(Document text):
## Start
Daphile - Unable to save settings of M-audio Audiophile 24/96 (PCI) sound card

I have the following three sound cards:
1. M-audio Fasttrack Pro (USB)
2. M-audio AP192K (PCI)
3. M-audio Audiophile 24/96 (PCI)

There is no issues when editing and applying settings for the first two devices via the web UI of Daphile. Here's an example of making changes to the settings of M-audio AP192K.

save 192k.jpg


When I tried to use the third one, error occurs. After applying changes to the M-audio Audiophile 24/96 for the first time, it appears that the change wasn't saved successfully as it shows the default settings identically. After applying changes for the second time, this device is disabled. I've tried Daphile versions from 19.xx to 21.xx both standard and rt editions, and they make no difference.

I took the initiative to dig deeper by ssh to the beta version of Daphile, and noticed that there is a directory named "/mnt/hdd/system/spac/M Audio Audiophile 24/96/" created by default and storing all kinds of settings for my third sound card. When I tried to save some changes of this card via the web UI, a new directory named "/mnt/hdd/system/spac/96/“ was created and containing the newly-changed settings only. Therefore, the new settings couldn't be applied to the card, as the system shall always read settings from the default directory. Please refer to the following screenshots.

save 2496.jpg


It seems to me that the "/" symbol in the model name of this card is the cause of this issue, since the OS considers "/" as the indicator of a sub-directory, instead of a character within a model name.
## End
(Problem 1): According to the Daphile sound card post, what directory was created when changes to the M-audio Audiophile 24/96 were saved via the web UI?
(Problem 2): Arrange the lines of the listing as a JSON list of strings, one per line, starting with the first line of the listing and going on through the line with "label-text: .meisei-u.ac.jp <box>653".

Source data
## Start
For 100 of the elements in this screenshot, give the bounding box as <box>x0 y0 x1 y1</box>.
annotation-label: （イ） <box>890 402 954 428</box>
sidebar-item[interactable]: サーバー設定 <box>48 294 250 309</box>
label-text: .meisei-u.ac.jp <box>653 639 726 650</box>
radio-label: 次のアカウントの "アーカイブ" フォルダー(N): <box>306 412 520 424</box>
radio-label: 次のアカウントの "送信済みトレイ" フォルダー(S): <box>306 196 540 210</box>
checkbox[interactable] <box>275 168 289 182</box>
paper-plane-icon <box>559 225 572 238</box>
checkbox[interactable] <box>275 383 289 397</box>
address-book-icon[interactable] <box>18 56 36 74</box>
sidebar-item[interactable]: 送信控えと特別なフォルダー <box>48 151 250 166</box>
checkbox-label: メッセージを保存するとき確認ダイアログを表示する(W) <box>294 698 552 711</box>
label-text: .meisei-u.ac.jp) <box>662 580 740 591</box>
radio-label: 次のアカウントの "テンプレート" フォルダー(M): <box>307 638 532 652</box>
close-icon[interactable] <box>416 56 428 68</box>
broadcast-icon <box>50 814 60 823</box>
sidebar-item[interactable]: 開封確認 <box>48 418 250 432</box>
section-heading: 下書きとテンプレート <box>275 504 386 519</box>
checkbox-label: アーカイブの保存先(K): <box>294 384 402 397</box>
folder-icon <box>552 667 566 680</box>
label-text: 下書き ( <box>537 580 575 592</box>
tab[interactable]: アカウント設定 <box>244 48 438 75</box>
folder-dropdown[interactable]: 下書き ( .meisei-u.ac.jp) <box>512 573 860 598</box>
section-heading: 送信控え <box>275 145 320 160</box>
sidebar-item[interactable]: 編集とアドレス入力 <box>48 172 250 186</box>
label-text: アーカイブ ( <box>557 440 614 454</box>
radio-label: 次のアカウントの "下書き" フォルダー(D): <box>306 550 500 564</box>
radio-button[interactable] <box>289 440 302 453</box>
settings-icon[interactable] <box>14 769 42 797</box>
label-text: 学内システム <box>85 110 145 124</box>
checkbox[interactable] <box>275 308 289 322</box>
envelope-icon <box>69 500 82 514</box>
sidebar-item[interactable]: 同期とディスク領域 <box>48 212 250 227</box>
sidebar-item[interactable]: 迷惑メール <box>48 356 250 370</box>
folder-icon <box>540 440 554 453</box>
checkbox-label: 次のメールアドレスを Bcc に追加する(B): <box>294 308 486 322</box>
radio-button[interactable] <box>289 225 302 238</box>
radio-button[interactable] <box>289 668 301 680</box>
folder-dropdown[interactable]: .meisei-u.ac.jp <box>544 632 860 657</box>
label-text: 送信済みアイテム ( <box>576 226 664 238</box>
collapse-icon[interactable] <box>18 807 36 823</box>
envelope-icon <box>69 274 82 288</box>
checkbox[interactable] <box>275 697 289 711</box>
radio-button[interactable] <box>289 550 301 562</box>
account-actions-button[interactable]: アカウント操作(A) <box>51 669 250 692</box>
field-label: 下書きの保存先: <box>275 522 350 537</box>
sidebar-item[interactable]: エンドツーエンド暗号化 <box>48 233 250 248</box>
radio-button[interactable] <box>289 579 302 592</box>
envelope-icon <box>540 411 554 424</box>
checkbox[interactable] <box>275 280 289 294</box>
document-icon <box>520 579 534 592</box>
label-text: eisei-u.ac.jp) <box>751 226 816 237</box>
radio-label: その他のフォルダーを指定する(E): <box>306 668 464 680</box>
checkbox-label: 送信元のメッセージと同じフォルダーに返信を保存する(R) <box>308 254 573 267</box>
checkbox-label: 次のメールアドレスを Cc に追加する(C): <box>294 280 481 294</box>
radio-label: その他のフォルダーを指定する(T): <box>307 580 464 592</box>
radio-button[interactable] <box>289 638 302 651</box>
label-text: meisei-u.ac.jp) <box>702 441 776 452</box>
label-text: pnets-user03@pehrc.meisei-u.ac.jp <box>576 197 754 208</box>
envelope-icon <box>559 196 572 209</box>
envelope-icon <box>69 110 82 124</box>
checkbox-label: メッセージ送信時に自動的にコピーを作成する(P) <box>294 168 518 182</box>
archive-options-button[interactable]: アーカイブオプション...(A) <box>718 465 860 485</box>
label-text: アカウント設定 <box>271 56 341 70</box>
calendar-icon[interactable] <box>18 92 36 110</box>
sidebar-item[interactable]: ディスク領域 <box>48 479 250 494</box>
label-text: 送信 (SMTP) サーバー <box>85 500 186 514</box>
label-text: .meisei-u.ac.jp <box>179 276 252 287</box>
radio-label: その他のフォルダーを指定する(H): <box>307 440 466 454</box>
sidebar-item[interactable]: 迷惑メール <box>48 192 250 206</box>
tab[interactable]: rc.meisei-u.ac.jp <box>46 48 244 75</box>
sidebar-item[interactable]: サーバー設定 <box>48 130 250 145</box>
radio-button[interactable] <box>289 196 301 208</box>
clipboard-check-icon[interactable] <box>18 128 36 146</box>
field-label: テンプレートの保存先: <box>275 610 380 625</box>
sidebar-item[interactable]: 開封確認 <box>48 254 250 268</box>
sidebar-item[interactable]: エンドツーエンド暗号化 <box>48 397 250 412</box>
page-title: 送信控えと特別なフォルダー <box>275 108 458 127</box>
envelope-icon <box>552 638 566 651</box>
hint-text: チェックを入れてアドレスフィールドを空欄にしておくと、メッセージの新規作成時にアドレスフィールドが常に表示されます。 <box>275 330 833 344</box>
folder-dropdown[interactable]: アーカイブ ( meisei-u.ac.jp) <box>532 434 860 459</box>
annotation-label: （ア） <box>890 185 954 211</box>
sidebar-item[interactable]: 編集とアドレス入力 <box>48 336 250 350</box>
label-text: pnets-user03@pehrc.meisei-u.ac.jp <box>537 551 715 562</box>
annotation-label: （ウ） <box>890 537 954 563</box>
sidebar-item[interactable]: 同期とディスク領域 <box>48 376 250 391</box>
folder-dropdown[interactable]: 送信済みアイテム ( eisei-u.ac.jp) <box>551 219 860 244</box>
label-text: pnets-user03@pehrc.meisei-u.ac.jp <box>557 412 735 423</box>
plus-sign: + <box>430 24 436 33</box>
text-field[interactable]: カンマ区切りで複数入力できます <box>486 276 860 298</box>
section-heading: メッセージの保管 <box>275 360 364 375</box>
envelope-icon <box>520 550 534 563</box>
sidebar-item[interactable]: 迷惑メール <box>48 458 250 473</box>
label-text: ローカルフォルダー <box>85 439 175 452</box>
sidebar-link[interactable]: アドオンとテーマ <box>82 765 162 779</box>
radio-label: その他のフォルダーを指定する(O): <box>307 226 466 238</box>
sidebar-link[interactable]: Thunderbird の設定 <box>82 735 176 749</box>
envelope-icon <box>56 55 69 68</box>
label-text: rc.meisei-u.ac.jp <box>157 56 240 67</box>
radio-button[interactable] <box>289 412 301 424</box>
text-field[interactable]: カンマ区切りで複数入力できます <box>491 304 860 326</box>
## End
(Response 1): A new directory named "/mnt/hdd/system/spac/96/" was created.

(Response 2):
[
  "For 100 of the elements in this screenshot, give the bounding box as <box>x0 y0 x1 y1</box>.",
  "annotation-label: （イ） <box>890 402 954 428</box>",
  "sidebar-item[interactable]: サーバー設定 <box>48 294 250 309</box>",
  "label-text: .meisei-u.ac.jp <box>653 639 726 650</box>"
]